▸ Your objective
Transcribe the entries that follow exactly as they appear, minus pictures.

▸ Dataset extract

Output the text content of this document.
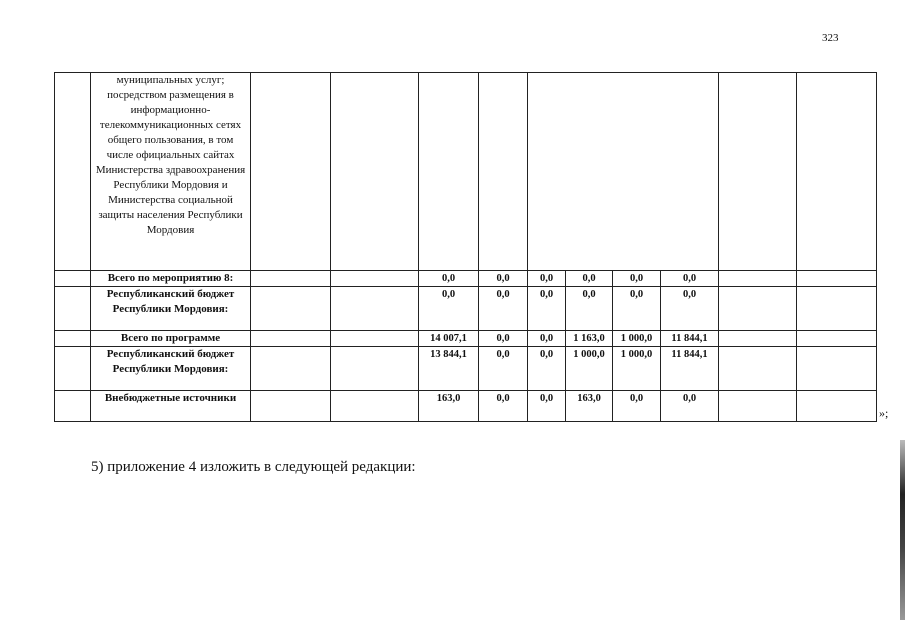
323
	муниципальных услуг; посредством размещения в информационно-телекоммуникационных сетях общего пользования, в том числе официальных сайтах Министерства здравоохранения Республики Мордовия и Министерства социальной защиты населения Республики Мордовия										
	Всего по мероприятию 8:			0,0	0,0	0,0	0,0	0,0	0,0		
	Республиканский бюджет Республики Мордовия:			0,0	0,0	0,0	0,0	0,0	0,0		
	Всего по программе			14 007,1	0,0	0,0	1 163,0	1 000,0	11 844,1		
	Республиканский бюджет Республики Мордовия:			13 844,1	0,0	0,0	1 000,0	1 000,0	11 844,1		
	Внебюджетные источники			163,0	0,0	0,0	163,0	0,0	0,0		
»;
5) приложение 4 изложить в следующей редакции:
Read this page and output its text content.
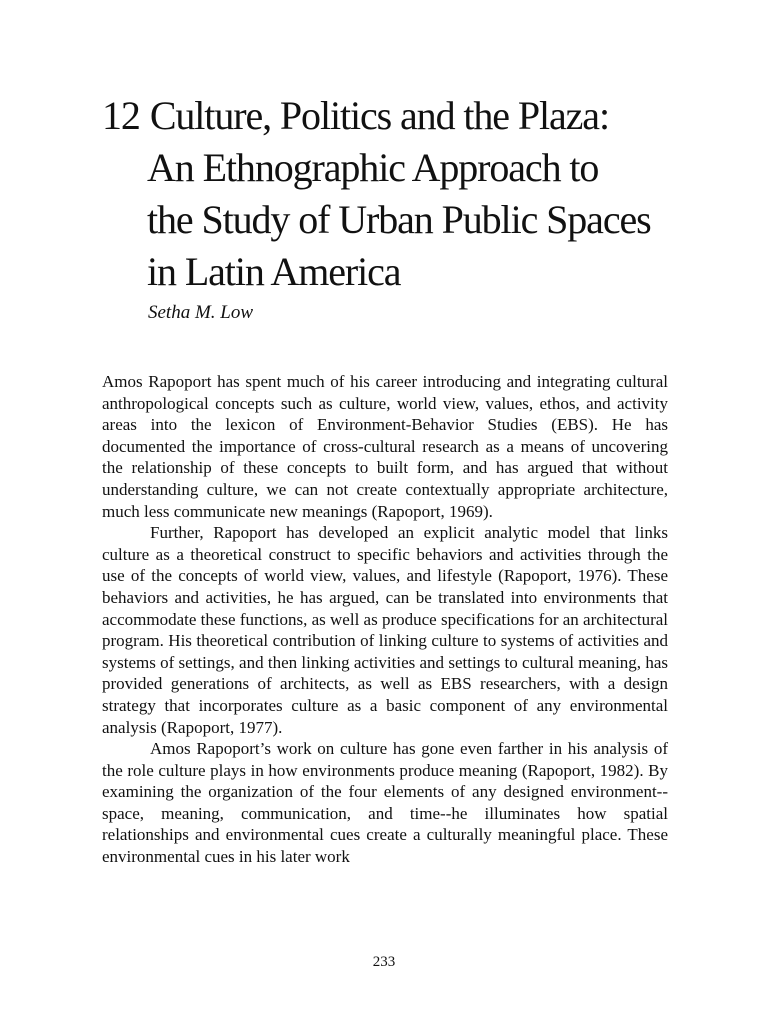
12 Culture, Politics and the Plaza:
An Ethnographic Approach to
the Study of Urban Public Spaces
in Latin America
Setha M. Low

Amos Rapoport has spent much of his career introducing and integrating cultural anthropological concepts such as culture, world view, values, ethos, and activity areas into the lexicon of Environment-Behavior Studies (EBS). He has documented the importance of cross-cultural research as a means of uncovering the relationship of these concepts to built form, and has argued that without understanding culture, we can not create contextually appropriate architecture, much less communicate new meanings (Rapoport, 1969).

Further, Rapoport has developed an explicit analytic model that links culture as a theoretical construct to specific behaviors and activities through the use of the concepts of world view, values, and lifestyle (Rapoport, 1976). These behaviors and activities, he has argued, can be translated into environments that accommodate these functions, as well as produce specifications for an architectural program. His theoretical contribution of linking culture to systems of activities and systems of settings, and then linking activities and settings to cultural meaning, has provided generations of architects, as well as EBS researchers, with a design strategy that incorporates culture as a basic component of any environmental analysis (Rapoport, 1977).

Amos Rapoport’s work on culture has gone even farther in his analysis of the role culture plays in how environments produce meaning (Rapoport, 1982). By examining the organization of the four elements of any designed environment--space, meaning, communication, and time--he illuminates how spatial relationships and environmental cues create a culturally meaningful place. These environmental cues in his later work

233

▸ Exercise output
Output the text content of this document.
323
	муниципальных услуг; посредством размещения в информационно-телекоммуникационных сетях общего пользования, в том числе официальных сайтах Министерства здравоохранения Республики Мордовия и Министерства социальной защиты населения Республики Мордовия										
	Всего по мероприятию 8:			0,0	0,0	0,0	0,0	0,0	0,0		
	Республиканский бюджет Республики Мордовия:			0,0	0,0	0,0	0,0	0,0	0,0		
	Всего по программе			14 007,1	0,0	0,0	1 163,0	1 000,0	11 844,1		
	Республиканский бюджет Республики Мордовия:			13 844,1	0,0	0,0	1 000,0	1 000,0	11 844,1		
	Внебюджетные источники			163,0	0,0	0,0	163,0	0,0	0,0		
»;
5) приложение 4 изложить в следующей редакции:
Read this page and output its text content.
12 Culture, Politics and the Plaza:
An Ethnographic Approach to
the Study of Urban Public Spaces
in Latin America
Setha M. Low

Amos Rapoport has spent much of his career introducing and integrating cultural anthropological concepts such as culture, world view, values, ethos, and activity areas into the lexicon of Environment-Behavior Studies (EBS). He has documented the importance of cross-cultural research as a means of uncovering the relationship of these concepts to built form, and has argued that without understanding culture, we can not create contextually appropriate architecture, much less communicate new meanings (Rapoport, 1969).

Further, Rapoport has developed an explicit analytic model that links culture as a theoretical construct to specific behaviors and activities through the use of the concepts of world view, values, and lifestyle (Rapoport, 1976). These behaviors and activities, he has argued, can be translated into environments that accommodate these functions, as well as produce specifications for an architectural program. His theoretical contribution of linking culture to systems of activities and systems of settings, and then linking activities and settings to cultural meaning, has provided generations of architects, as well as EBS researchers, with a design strategy that incorporates culture as a basic component of any environmental analysis (Rapoport, 1977).

Amos Rapoport’s work on culture has gone even farther in his analysis of the role culture plays in how environments produce meaning (Rapoport, 1982). By examining the organization of the four elements of any designed environment--space, meaning, communication, and time--he illuminates how spatial relationships and environmental cues create a culturally meaningful place. These environmental cues in his later work

233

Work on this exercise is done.